# GOAL
Take all the material and copy it exactly.

# INFORMATION SUPPLIED
>> begin

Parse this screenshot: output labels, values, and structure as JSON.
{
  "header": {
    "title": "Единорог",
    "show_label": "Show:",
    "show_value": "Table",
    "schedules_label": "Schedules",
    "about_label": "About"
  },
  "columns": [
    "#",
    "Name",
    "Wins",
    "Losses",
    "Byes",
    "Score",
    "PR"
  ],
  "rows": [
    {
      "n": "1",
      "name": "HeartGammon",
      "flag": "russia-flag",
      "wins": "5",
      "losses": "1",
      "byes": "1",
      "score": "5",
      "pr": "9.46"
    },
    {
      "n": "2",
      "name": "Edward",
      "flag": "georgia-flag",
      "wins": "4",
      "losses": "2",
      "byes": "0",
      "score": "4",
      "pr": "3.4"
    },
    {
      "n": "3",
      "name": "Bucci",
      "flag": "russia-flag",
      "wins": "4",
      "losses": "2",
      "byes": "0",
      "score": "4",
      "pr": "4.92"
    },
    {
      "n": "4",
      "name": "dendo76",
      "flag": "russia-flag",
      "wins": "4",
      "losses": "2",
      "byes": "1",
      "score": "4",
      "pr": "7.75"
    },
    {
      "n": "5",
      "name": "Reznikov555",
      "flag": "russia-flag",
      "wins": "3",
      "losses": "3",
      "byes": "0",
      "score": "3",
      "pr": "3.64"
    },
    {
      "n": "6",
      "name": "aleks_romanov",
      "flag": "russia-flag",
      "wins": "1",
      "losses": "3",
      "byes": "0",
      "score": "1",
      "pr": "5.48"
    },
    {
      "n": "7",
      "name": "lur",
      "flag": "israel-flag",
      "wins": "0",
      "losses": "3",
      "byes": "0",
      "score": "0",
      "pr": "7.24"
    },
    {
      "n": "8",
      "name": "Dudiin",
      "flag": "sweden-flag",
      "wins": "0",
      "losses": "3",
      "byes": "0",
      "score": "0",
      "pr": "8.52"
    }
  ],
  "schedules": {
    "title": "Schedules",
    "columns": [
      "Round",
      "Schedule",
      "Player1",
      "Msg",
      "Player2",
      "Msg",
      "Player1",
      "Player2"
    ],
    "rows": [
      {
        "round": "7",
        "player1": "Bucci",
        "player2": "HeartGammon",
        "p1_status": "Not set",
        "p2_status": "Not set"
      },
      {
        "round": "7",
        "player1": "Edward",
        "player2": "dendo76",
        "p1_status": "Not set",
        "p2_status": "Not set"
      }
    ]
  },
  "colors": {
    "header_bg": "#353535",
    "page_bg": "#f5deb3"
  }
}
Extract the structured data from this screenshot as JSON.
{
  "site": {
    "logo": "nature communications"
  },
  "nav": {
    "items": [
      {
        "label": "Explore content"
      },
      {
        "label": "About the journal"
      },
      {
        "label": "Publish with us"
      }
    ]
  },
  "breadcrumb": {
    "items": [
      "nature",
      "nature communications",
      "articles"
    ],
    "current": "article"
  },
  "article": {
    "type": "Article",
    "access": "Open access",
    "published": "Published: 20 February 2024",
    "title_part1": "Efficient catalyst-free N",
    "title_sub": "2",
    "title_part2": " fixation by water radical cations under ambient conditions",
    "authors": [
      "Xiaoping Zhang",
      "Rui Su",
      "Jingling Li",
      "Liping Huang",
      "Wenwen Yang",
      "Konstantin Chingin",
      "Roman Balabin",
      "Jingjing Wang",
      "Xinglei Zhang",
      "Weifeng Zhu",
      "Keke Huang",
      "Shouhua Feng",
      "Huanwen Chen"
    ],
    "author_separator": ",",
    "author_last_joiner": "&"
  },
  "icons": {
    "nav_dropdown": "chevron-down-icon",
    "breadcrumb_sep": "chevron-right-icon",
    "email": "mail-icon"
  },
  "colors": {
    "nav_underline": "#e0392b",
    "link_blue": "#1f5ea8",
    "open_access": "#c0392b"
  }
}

>> end

# COMPLETE ANSWER
Parse this screenshot: output labels, values, and structure as JSON.
{
  "header": {
    "title": "Единорог",
    "show_label": "Show:",
    "show_value": "Table",
    "schedules_label": "Schedules",
    "about_label": "About"
  },
  "columns": [
    "#",
    "Name",
    "Wins",
    "Losses",
    "Byes",
    "Score",
    "PR"
  ],
  "rows": [
    {
      "n": "1",
      "name": "HeartGammon",
      "flag": "russia-flag",
      "wins": "5",
      "losses": "1",
      "byes": "1",
      "score": "5",
      "pr": "9.46"
    },
    {
      "n": "2",
      "name": "Edward",
      "flag": "georgia-flag",
      "wins": "4",
      "losses": "2",
      "byes": "0",
      "score": "4",
      "pr": "3.4"
    },
    {
      "n": "3",
      "name": "Bucci",
      "flag": "russia-flag",
      "wins": "4",
      "losses": "2",
      "byes": "0",
      "score": "4",
      "pr": "4.92"
    },
    {
      "n": "4",
      "name": "dendo76",
      "flag": "russia-flag",
      "wins": "4",
      "losses": "2",
      "byes": "1",
      "score": "4",
      "pr": "7.75"
    },
    {
      "n": "5",
      "name": "Reznikov555",
      "flag": "russia-flag",
      "wins": "3",
      "losses": "3",
      "byes": "0",
      "score": "3",
      "pr": "3.64"
    },
    {
      "n": "6",
      "name": "aleks_romanov",
      "flag": "russia-flag",
      "wins": "1",
      "losses": "3",
      "byes": "0",
      "score": "1",
      "pr": "5.48"
    },
    {
      "n": "7",
      "name": "lur",
      "flag": "israel-flag",
      "wins": "0",
      "losses": "3",
      "byes": "0",
      "score": "0",
      "pr": "7.24"
    },
    {
      "n": "8",
      "name": "Dudiin",
      "flag": "sweden-flag",
      "wins": "0",
      "losses": "3",
      "byes": "0",
      "score": "0",
      "pr": "8.52"
    }
  ],
  "schedules": {
    "title": "Schedules",
    "columns": [
      "Round",
      "Schedule",
      "Player1",
      "Msg",
      "Player2",
      "Msg",
      "Player1",
      "Player2"
    ],
    "rows": [
      {
        "round": "7",
        "player1": "Bucci",
        "player2": "HeartGammon",
        "p1_status": "Not set",
        "p2_status": "Not set"
      },
      {
        "round": "7",
        "player1": "Edward",
        "player2": "dendo76",
        "p1_status": "Not set",
        "p2_status": "Not set"
      }
    ]
  },
  "colors": {
    "header_bg": "#353535",
    "page_bg": "#f5deb3"
  }
}
Extract the structured data from this screenshot as JSON.
{
  "site": {
    "logo": "nature communications"
  },
  "nav": {
    "items": [
      {
        "label": "Explore content"
      },
      {
        "label": "About the journal"
      },
      {
        "label": "Publish with us"
      }
    ]
  },
  "breadcrumb": {
    "items": [
      "nature",
      "nature communications",
      "articles"
    ],
    "current": "article"
  },
  "article": {
    "type": "Article",
    "access": "Open access",
    "published": "Published: 20 February 2024",
    "title_part1": "Efficient catalyst-free N",
    "title_sub": "2",
    "title_part2": " fixation by water radical cations under ambient conditions",
    "authors": [
      "Xiaoping Zhang",
      "Rui Su",
      "Jingling Li",
      "Liping Huang",
      "Wenwen Yang",
      "Konstantin Chingin",
      "Roman Balabin",
      "Jingjing Wang",
      "Xinglei Zhang",
      "Weifeng Zhu",
      "Keke Huang",
      "Shouhua Feng",
      "Huanwen Chen"
    ],
    "author_separator": ",",
    "author_last_joiner": "&"
  },
  "icons": {
    "nav_dropdown": "chevron-down-icon",
    "breadcrumb_sep": "chevron-right-icon",
    "email": "mail-icon"
  },
  "colors": {
    "nav_underline": "#e0392b",
    "link_blue": "#1f5ea8",
    "open_access": "#c0392b"
  }
}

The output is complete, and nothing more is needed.